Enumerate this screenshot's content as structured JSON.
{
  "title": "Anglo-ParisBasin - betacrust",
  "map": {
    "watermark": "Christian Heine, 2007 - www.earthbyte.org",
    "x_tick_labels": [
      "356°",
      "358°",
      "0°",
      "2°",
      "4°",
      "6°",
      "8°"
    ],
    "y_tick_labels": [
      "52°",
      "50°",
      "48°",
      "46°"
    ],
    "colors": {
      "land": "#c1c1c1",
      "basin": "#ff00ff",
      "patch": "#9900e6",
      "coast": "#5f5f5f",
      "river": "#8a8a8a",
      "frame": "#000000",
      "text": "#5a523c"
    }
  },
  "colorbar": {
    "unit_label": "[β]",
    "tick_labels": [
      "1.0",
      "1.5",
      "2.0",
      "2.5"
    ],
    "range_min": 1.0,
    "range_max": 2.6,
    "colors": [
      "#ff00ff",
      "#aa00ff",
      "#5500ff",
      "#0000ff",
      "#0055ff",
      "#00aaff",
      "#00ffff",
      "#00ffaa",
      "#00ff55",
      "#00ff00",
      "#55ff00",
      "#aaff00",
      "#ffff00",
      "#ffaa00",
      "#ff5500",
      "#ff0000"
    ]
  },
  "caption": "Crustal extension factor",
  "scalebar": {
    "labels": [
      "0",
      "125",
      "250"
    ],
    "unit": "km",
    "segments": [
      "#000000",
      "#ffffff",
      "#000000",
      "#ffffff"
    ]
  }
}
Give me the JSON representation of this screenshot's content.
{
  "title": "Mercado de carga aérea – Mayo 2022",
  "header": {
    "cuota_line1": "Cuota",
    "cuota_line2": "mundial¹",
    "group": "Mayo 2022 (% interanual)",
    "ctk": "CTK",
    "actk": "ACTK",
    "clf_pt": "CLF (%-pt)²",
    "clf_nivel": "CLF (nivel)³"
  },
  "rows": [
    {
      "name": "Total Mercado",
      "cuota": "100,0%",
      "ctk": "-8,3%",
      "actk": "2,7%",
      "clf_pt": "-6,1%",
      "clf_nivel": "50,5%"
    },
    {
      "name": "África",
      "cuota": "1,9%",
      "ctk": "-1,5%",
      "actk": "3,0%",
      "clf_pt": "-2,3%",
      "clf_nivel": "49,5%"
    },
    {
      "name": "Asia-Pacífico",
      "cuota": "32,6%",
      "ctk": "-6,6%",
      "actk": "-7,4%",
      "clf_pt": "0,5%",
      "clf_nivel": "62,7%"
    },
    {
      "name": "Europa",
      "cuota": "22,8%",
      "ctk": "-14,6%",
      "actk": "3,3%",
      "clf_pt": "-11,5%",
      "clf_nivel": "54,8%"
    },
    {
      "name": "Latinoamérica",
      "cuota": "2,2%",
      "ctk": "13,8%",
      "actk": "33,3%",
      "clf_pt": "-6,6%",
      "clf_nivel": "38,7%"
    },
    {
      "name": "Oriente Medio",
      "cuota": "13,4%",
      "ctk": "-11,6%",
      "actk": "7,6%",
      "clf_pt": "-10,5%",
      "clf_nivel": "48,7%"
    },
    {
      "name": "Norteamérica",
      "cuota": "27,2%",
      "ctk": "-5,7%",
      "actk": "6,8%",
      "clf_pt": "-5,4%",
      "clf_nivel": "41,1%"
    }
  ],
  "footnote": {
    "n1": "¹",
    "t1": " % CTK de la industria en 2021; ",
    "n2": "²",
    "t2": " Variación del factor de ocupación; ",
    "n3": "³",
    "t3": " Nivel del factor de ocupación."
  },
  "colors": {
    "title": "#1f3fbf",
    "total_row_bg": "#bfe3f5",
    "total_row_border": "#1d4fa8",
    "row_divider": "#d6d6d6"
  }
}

> [YOUR INSTRUCTIONS]:
Copy out each line of the data where the string "Mayo" appears.

> [RESPONSE FOR THIS EXERCISE]:
  "title": "Mercado de carga aérea – Mayo 2022",
    "group": "Mayo 2022 (% interanual)",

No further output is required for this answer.